begin Provided information

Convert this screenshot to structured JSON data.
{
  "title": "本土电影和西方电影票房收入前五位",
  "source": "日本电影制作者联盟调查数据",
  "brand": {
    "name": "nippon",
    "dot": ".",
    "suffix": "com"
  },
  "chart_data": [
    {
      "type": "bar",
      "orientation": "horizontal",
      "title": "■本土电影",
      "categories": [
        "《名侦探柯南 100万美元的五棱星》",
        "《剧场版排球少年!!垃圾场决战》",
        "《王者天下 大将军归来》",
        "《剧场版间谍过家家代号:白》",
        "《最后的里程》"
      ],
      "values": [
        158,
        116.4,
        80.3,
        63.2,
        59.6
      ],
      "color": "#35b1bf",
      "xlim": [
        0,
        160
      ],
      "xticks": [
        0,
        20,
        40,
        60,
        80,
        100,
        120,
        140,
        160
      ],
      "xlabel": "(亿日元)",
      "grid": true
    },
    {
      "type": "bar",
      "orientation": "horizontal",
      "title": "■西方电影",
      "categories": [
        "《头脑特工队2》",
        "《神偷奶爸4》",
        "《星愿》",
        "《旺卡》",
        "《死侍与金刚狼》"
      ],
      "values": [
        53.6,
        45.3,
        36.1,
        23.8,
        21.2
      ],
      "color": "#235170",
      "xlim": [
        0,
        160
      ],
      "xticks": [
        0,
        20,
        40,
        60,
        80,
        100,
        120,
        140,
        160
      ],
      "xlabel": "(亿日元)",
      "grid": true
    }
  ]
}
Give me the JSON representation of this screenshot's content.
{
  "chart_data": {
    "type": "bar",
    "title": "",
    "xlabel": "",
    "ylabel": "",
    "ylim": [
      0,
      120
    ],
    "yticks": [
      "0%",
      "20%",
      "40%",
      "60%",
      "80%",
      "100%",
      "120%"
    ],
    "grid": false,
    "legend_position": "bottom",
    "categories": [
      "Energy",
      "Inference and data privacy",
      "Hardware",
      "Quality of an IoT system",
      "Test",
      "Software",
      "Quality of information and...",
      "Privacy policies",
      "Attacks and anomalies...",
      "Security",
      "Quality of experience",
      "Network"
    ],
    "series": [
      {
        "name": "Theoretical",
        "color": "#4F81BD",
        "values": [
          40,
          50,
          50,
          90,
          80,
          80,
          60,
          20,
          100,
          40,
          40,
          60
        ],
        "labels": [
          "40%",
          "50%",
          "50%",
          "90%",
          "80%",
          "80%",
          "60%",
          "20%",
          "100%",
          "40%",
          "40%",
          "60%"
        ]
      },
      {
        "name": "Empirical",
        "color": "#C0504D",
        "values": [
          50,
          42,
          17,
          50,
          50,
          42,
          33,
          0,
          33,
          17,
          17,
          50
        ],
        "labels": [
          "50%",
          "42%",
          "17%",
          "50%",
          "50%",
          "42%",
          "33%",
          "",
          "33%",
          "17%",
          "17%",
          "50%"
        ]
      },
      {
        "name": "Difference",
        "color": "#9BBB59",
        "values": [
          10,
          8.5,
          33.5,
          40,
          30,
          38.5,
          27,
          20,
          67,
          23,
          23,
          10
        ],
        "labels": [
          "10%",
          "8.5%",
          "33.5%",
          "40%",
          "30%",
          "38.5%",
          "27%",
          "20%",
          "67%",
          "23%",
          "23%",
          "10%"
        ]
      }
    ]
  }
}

end Provided information

■ Exercise objective ■
All of the data needs to be printed once more, exactly.

■ Result below ■
Convert this screenshot to structured JSON data.
{
  "title": "本土电影和西方电影票房收入前五位",
  "source": "日本电影制作者联盟调查数据",
  "brand": {
    "name": "nippon",
    "dot": ".",
    "suffix": "com"
  },
  "chart_data": [
    {
      "type": "bar",
      "orientation": "horizontal",
      "title": "■本土电影",
      "categories": [
        "《名侦探柯南 100万美元的五棱星》",
        "《剧场版排球少年!!垃圾场决战》",
        "《王者天下 大将军归来》",
        "《剧场版间谍过家家代号:白》",
        "《最后的里程》"
      ],
      "values": [
        158,
        116.4,
        80.3,
        63.2,
        59.6
      ],
      "color": "#35b1bf",
      "xlim": [
        0,
        160
      ],
      "xticks": [
        0,
        20,
        40,
        60,
        80,
        100,
        120,
        140,
        160
      ],
      "xlabel": "(亿日元)",
      "grid": true
    },
    {
      "type": "bar",
      "orientation": "horizontal",
      "title": "■西方电影",
      "categories": [
        "《头脑特工队2》",
        "《神偷奶爸4》",
        "《星愿》",
        "《旺卡》",
        "《死侍与金刚狼》"
      ],
      "values": [
        53.6,
        45.3,
        36.1,
        23.8,
        21.2
      ],
      "color": "#235170",
      "xlim": [
        0,
        160
      ],
      "xticks": [
        0,
        20,
        40,
        60,
        80,
        100,
        120,
        140,
        160
      ],
      "xlabel": "(亿日元)",
      "grid": true
    }
  ]
}
Give me the JSON representation of this screenshot's content.
{
  "chart_data": {
    "type": "bar",
    "title": "",
    "xlabel": "",
    "ylabel": "",
    "ylim": [
      0,
      120
    ],
    "yticks": [
      "0%",
      "20%",
      "40%",
      "60%",
      "80%",
      "100%",
      "120%"
    ],
    "grid": false,
    "legend_position": "bottom",
    "categories": [
      "Energy",
      "Inference and data privacy",
      "Hardware",
      "Quality of an IoT system",
      "Test",
      "Software",
      "Quality of information and...",
      "Privacy policies",
      "Attacks and anomalies...",
      "Security",
      "Quality of experience",
      "Network"
    ],
    "series": [
      {
        "name": "Theoretical",
        "color": "#4F81BD",
        "values": [
          40,
          50,
          50,
          90,
          80,
          80,
          60,
          20,
          100,
          40,
          40,
          60
        ],
        "labels": [
          "40%",
          "50%",
          "50%",
          "90%",
          "80%",
          "80%",
          "60%",
          "20%",
          "100%",
          "40%",
          "40%",
          "60%"
        ]
      },
      {
        "name": "Empirical",
        "color": "#C0504D",
        "values": [
          50,
          42,
          17,
          50,
          50,
          42,
          33,
          0,
          33,
          17,
          17,
          50
        ],
        "labels": [
          "50%",
          "42%",
          "17%",
          "50%",
          "50%",
          "42%",
          "33%",
          "",
          "33%",
          "17%",
          "17%",
          "50%"
        ]
      },
      {
        "name": "Difference",
        "color": "#9BBB59",
        "values": [
          10,
          8.5,
          33.5,
          40,
          30,
          38.5,
          27,
          20,
          67,
          23,
          23,
          10
        ],
        "labels": [
          "10%",
          "8.5%",
          "33.5%",
          "40%",
          "30%",
          "38.5%",
          "27%",
          "20%",
          "67%",
          "23%",
          "23%",
          "10%"
        ]
      }
    ]
  }
}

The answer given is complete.